(Items listed in a dataset)
※ ※ ※

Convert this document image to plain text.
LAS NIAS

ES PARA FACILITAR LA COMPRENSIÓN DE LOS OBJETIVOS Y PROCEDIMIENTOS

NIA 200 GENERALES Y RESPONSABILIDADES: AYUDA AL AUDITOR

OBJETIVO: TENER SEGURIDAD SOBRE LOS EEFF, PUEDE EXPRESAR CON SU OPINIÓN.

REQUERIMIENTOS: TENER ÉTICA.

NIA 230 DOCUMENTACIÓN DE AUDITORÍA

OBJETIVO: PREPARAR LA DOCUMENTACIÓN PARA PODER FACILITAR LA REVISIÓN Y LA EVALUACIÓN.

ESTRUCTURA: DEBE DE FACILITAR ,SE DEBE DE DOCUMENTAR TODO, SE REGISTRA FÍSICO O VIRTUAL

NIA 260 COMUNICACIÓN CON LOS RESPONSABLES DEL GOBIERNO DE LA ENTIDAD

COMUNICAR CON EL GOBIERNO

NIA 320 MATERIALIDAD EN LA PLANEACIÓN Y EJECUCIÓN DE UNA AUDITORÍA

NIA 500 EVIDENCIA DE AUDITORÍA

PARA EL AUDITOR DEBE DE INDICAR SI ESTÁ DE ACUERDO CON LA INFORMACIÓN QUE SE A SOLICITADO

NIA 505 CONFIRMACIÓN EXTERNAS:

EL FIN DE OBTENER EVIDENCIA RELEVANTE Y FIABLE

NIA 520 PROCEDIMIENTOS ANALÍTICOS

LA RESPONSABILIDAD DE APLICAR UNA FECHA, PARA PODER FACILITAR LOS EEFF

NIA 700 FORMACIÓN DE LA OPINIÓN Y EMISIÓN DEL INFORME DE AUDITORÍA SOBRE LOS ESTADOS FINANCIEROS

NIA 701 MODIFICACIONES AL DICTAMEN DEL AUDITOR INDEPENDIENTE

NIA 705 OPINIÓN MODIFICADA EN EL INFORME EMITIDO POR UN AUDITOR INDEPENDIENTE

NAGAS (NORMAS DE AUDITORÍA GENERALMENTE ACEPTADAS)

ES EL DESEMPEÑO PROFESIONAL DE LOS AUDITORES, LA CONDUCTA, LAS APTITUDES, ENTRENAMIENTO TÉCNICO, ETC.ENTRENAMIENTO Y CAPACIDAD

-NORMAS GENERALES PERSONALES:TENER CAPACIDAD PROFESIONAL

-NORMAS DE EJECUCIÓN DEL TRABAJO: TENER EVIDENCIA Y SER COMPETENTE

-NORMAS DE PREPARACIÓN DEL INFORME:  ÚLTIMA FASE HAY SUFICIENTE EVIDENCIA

※ ※ ※

--- PROBLEM TO SOLVE ---
Count the lines above that contain the word "AUDITORÍA", and give only that number.

--- SOLUTION BELOW ---
5